◆ Stored records ◆
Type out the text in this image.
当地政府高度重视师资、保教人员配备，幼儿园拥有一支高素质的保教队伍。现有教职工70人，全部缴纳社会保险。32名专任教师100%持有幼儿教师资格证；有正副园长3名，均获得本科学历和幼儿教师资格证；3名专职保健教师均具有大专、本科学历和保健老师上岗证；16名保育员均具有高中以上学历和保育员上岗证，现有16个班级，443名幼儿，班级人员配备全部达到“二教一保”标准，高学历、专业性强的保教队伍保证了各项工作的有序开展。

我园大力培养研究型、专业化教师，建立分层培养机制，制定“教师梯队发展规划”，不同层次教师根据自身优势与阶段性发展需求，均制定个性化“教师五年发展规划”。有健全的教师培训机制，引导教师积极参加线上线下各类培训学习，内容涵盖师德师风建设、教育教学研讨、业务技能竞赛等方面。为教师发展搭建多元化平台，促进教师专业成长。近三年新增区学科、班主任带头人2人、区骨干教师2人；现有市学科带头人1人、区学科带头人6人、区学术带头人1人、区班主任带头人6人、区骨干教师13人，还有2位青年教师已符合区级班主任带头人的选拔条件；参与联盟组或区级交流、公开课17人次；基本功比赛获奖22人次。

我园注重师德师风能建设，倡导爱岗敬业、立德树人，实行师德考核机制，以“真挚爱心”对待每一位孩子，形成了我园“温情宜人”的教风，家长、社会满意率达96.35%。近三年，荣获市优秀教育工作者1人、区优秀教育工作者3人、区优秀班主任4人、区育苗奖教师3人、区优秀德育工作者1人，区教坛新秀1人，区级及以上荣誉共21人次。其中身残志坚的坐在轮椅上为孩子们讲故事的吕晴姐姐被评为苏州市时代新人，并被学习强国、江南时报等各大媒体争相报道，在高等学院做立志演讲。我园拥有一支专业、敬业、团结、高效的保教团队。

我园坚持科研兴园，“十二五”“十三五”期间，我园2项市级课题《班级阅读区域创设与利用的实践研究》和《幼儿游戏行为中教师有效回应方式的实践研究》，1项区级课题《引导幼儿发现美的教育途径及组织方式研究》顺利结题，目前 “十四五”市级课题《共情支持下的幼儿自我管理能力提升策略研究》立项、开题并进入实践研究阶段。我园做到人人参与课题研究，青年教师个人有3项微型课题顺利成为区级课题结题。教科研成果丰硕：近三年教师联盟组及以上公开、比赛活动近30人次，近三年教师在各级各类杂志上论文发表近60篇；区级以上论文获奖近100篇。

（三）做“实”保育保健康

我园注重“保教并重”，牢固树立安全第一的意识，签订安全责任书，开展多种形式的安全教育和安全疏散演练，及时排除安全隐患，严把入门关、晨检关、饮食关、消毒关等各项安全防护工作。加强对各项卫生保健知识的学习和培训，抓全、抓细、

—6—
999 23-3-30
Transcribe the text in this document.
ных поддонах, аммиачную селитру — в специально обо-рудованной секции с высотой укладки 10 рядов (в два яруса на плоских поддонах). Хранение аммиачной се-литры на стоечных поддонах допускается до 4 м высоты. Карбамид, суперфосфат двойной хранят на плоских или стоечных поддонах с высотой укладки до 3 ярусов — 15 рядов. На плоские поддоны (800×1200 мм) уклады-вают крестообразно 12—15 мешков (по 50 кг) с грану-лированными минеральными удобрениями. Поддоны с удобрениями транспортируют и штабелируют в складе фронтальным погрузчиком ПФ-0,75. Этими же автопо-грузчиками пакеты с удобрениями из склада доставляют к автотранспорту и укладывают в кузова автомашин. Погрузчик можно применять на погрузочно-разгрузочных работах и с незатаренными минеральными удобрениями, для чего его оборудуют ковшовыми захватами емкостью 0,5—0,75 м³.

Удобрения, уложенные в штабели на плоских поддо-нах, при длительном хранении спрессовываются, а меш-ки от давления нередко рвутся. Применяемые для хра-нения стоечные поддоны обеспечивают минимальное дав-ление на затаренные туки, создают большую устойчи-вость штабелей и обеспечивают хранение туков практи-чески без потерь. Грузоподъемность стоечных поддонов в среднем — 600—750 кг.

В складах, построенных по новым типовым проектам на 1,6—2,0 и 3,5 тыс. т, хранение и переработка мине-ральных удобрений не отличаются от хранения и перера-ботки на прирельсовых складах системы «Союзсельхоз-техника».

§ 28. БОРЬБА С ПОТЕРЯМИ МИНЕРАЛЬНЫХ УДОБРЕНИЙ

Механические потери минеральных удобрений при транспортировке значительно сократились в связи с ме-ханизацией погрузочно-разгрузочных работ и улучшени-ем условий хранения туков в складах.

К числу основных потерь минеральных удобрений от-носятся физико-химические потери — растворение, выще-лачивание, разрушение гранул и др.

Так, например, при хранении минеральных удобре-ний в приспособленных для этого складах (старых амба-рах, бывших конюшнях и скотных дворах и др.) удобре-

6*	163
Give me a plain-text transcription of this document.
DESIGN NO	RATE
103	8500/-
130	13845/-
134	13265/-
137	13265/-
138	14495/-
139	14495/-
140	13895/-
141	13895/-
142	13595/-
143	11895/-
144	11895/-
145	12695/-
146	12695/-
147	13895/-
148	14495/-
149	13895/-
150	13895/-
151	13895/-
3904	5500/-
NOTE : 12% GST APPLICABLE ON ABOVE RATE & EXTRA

◆ Exercise goal ◆
The listing above should be transcribed in full, exactly as written.

◆ Final result ◆
Type out the text in this image.
当地政府高度重视师资、保教人员配备，幼儿园拥有一支高素质的保教队伍。现有教职工70人，全部缴纳社会保险。32名专任教师100%持有幼儿教师资格证；有正副园长3名，均获得本科学历和幼儿教师资格证；3名专职保健教师均具有大专、本科学历和保健老师上岗证；16名保育员均具有高中以上学历和保育员上岗证，现有16个班级，443名幼儿，班级人员配备全部达到“二教一保”标准，高学历、专业性强的保教队伍保证了各项工作的有序开展。

我园大力培养研究型、专业化教师，建立分层培养机制，制定“教师梯队发展规划”，不同层次教师根据自身优势与阶段性发展需求，均制定个性化“教师五年发展规划”。有健全的教师培训机制，引导教师积极参加线上线下各类培训学习，内容涵盖师德师风建设、教育教学研讨、业务技能竞赛等方面。为教师发展搭建多元化平台，促进教师专业成长。近三年新增区学科、班主任带头人2人、区骨干教师2人；现有市学科带头人1人、区学科带头人6人、区学术带头人1人、区班主任带头人6人、区骨干教师13人，还有2位青年教师已符合区级班主任带头人的选拔条件；参与联盟组或区级交流、公开课17人次；基本功比赛获奖22人次。

我园注重师德师风能建设，倡导爱岗敬业、立德树人，实行师德考核机制，以“真挚爱心”对待每一位孩子，形成了我园“温情宜人”的教风，家长、社会满意率达96.35%。近三年，荣获市优秀教育工作者1人、区优秀教育工作者3人、区优秀班主任4人、区育苗奖教师3人、区优秀德育工作者1人，区教坛新秀1人，区级及以上荣誉共21人次。其中身残志坚的坐在轮椅上为孩子们讲故事的吕晴姐姐被评为苏州市时代新人，并被学习强国、江南时报等各大媒体争相报道，在高等学院做立志演讲。我园拥有一支专业、敬业、团结、高效的保教团队。

我园坚持科研兴园，“十二五”“十三五”期间，我园2项市级课题《班级阅读区域创设与利用的实践研究》和《幼儿游戏行为中教师有效回应方式的实践研究》，1项区级课题《引导幼儿发现美的教育途径及组织方式研究》顺利结题，目前 “十四五”市级课题《共情支持下的幼儿自我管理能力提升策略研究》立项、开题并进入实践研究阶段。我园做到人人参与课题研究，青年教师个人有3项微型课题顺利成为区级课题结题。教科研成果丰硕：近三年教师联盟组及以上公开、比赛活动近30人次，近三年教师在各级各类杂志上论文发表近60篇；区级以上论文获奖近100篇。

（三）做“实”保育保健康

我园注重“保教并重”，牢固树立安全第一的意识，签订安全责任书，开展多种形式的安全教育和安全疏散演练，及时排除安全隐患，严把入门关、晨检关、饮食关、消毒关等各项安全防护工作。加强对各项卫生保健知识的学习和培训，抓全、抓细、

—6—
999 23-3-30
Transcribe the text in this document.
ных поддонах, аммиачную селитру — в специально обо-рудованной секции с высотой укладки 10 рядов (в два яруса на плоских поддонах). Хранение аммиачной се-литры на стоечных поддонах допускается до 4 м высоты. Карбамид, суперфосфат двойной хранят на плоских или стоечных поддонах с высотой укладки до 3 ярусов — 15 рядов. На плоские поддоны (800×1200 мм) уклады-вают крестообразно 12—15 мешков (по 50 кг) с грану-лированными минеральными удобрениями. Поддоны с удобрениями транспортируют и штабелируют в складе фронтальным погрузчиком ПФ-0,75. Этими же автопо-грузчиками пакеты с удобрениями из склада доставляют к автотранспорту и укладывают в кузова автомашин. Погрузчик можно применять на погрузочно-разгрузочных работах и с незатаренными минеральными удобрениями, для чего его оборудуют ковшовыми захватами емкостью 0,5—0,75 м³.

Удобрения, уложенные в штабели на плоских поддо-нах, при длительном хранении спрессовываются, а меш-ки от давления нередко рвутся. Применяемые для хра-нения стоечные поддоны обеспечивают минимальное дав-ление на затаренные туки, создают большую устойчи-вость штабелей и обеспечивают хранение туков практи-чески без потерь. Грузоподъемность стоечных поддонов в среднем — 600—750 кг.

В складах, построенных по новым типовым проектам на 1,6—2,0 и 3,5 тыс. т, хранение и переработка мине-ральных удобрений не отличаются от хранения и перера-ботки на прирельсовых складах системы «Союзсельхоз-техника».

§ 28. БОРЬБА С ПОТЕРЯМИ МИНЕРАЛЬНЫХ УДОБРЕНИЙ

Механические потери минеральных удобрений при транспортировке значительно сократились в связи с ме-ханизацией погрузочно-разгрузочных работ и улучшени-ем условий хранения туков в складах.

К числу основных потерь минеральных удобрений от-носятся физико-химические потери — растворение, выще-лачивание, разрушение гранул и др.

Так, например, при хранении минеральных удобре-ний в приспособленных для этого складах (старых амба-рах, бывших конюшнях и скотных дворах и др.) удобре-

6*	163
Give me a plain-text transcription of this document.
DESIGN NO	RATE
103	8500/-
130	13845/-
134	13265/-
137	13265/-
138	14495/-
139	14495/-
140	13895/-
141	13895/-
142	13595/-
143	11895/-
144	11895/-
145	12695/-
146	12695/-
147	13895/-
148	14495/-
149	13895/-
150	13895/-
151	13895/-
3904	5500/-
NOTE : 12% GST APPLICABLE ON ABOVE RATE & EXTRA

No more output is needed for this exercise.